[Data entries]
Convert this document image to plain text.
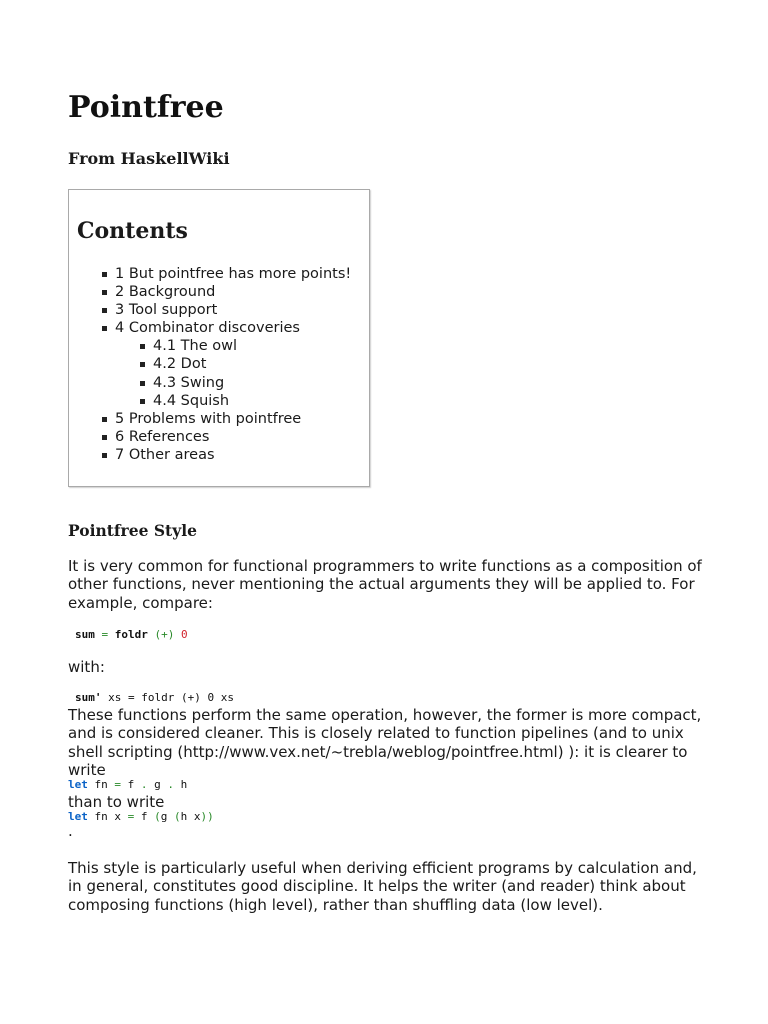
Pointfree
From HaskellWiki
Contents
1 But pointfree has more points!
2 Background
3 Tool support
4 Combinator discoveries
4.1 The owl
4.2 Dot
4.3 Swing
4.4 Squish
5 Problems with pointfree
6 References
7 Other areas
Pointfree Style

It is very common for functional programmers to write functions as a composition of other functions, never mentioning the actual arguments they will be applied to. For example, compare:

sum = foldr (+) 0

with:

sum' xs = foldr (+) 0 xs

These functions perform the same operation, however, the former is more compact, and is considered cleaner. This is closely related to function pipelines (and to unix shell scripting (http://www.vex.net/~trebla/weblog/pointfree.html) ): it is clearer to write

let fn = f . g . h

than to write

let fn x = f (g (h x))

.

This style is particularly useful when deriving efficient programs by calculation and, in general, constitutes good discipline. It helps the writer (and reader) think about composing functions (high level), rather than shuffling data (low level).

▶ **Directions for this task**
Pictures don't belong in the copy. Restate all the entries exactly.

▶ **Finished answer**
Convert this document image to plain text.
Pointfree
From HaskellWiki
Contents
1 But pointfree has more points!
2 Background
3 Tool support
4 Combinator discoveries
4.1 The owl
4.2 Dot
4.3 Swing
4.4 Squish
5 Problems with pointfree
6 References
7 Other areas
Pointfree Style

It is very common for functional programmers to write functions as a composition of other functions, never mentioning the actual arguments they will be applied to. For example, compare:

sum = foldr (+) 0

with:

sum' xs = foldr (+) 0 xs

These functions perform the same operation, however, the former is more compact, and is considered cleaner. This is closely related to function pipelines (and to unix shell scripting (http://www.vex.net/~trebla/weblog/pointfree.html) ): it is clearer to write

let fn = f . g . h

than to write

let fn x = f (g (h x))

.

This style is particularly useful when deriving efficient programs by calculation and, in general, constitutes good discipline. It helps the writer (and reader) think about composing functions (high level), rather than shuffling data (low level).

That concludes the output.